Each line below either holds the string "text" or doesn't. Count those that do and give only the number.

* BEGIN DATASET EXCERPTS *

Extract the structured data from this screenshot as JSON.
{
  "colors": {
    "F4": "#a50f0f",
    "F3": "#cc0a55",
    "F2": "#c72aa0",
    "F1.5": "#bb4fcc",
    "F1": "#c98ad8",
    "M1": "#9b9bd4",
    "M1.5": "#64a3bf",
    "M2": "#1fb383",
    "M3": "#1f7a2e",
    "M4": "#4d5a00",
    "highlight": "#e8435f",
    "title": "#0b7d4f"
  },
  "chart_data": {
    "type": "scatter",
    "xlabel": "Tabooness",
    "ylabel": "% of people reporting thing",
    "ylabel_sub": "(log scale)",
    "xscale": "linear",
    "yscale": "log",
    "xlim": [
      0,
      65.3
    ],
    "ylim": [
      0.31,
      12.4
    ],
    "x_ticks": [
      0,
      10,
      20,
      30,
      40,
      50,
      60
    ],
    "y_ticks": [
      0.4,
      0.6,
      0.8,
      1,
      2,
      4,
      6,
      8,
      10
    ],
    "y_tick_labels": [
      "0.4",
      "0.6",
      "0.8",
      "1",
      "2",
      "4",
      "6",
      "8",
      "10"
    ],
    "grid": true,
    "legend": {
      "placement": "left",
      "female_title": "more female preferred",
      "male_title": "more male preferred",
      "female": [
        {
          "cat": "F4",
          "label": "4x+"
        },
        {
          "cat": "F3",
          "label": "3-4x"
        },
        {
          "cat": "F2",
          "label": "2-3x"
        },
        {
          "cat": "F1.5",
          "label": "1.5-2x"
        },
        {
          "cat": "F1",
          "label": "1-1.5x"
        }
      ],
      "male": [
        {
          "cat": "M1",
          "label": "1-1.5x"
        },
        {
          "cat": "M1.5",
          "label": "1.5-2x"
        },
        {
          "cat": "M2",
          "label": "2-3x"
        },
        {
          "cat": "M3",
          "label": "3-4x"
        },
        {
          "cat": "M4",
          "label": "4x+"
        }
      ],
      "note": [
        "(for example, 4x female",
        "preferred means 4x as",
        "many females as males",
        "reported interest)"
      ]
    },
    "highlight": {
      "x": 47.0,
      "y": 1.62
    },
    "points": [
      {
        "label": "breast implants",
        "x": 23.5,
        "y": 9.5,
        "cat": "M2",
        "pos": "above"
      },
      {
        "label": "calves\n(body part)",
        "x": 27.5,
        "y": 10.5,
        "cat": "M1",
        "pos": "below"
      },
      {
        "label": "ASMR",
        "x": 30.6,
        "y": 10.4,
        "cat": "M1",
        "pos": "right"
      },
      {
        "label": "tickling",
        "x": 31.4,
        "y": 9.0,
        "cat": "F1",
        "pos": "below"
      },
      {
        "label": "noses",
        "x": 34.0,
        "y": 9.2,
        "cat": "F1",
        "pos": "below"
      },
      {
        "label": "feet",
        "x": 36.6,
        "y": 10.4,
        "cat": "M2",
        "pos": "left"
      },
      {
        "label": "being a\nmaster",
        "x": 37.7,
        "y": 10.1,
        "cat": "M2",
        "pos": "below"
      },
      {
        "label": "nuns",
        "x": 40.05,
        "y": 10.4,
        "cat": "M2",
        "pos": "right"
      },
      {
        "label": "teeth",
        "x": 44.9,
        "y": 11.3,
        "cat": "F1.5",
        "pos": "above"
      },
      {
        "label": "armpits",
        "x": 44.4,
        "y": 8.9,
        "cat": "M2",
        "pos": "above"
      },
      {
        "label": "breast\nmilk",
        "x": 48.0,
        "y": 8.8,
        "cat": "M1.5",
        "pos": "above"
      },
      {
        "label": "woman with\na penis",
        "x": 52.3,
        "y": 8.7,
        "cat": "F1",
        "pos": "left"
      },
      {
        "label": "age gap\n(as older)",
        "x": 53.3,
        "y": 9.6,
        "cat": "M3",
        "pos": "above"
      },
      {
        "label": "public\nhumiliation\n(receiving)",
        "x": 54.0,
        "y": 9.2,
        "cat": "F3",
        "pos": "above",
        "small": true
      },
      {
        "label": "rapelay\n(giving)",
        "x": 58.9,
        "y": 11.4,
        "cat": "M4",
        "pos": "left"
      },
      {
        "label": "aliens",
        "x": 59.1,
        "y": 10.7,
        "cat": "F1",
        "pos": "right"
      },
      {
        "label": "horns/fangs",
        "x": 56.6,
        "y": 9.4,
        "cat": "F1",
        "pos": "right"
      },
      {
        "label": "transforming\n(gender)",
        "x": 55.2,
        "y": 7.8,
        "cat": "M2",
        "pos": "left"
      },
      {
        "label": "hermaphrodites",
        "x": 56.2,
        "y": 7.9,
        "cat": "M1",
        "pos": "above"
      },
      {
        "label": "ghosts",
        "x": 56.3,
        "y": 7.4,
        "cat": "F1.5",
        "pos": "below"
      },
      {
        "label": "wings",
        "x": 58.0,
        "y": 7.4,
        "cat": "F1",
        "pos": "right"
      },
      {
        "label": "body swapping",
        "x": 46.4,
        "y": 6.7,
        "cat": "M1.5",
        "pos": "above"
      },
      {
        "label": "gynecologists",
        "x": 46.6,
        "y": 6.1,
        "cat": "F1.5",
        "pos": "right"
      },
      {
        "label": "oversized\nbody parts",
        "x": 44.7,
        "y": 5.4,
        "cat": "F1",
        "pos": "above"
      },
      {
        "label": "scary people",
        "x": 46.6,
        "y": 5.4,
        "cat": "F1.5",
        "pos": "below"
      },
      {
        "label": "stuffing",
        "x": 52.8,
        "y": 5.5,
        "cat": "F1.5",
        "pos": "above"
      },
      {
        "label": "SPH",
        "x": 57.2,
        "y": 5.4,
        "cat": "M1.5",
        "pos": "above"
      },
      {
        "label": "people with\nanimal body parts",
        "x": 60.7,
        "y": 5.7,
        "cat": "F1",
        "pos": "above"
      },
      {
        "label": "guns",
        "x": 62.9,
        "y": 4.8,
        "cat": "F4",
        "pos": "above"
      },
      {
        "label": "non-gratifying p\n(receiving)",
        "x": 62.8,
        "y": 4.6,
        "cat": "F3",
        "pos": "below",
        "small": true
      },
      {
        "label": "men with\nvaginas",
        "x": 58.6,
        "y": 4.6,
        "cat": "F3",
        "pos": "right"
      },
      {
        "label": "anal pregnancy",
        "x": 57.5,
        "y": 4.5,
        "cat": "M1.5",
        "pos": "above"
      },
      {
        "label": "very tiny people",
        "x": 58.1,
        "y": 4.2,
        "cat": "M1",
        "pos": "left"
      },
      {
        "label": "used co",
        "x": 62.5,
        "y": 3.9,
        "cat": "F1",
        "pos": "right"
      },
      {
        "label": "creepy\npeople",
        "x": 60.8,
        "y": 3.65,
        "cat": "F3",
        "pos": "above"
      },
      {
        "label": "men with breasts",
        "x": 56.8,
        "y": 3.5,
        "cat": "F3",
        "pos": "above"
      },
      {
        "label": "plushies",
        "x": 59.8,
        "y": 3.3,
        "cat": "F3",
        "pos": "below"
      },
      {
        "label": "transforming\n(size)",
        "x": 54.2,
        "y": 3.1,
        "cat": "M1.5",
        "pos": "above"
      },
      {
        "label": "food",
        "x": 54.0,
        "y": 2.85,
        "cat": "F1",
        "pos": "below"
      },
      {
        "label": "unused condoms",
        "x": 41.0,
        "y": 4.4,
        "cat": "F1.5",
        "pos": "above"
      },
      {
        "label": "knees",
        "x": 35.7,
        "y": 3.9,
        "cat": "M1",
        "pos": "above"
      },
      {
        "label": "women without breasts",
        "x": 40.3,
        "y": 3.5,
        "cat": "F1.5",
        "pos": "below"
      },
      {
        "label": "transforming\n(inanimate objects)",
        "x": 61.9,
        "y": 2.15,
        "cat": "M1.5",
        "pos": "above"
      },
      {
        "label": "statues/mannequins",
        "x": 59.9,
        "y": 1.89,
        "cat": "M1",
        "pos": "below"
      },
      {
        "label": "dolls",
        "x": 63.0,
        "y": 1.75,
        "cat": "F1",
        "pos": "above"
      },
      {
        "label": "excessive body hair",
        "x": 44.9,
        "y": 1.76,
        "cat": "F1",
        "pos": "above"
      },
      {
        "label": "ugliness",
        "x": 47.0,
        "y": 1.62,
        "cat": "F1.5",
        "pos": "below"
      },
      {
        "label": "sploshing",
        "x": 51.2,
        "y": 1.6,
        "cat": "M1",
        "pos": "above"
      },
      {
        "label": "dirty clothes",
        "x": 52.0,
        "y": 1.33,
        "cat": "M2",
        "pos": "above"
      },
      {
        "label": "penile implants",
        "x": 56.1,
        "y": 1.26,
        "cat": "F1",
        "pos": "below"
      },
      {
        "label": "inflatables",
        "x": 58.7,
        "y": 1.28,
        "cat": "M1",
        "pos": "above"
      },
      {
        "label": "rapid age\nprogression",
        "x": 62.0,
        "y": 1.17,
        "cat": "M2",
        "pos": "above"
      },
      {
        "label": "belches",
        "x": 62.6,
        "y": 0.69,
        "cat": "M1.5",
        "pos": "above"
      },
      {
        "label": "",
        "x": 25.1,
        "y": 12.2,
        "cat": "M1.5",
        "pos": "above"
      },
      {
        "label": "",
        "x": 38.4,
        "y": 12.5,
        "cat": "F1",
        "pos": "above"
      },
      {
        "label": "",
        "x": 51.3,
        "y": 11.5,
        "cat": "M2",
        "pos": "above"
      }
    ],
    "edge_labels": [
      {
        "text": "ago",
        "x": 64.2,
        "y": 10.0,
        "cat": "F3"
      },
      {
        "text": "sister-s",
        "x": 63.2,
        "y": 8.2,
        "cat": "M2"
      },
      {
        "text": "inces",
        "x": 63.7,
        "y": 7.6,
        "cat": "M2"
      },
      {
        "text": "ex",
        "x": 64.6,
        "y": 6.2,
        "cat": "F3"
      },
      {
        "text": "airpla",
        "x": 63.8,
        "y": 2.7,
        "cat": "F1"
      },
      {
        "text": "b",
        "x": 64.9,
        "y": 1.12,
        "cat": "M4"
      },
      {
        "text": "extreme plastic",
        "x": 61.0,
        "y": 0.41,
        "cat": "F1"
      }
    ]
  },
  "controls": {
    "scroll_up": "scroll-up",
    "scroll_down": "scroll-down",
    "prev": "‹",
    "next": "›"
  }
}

* END DATASET EXCERPTS *

_TASK ANSWER_:
7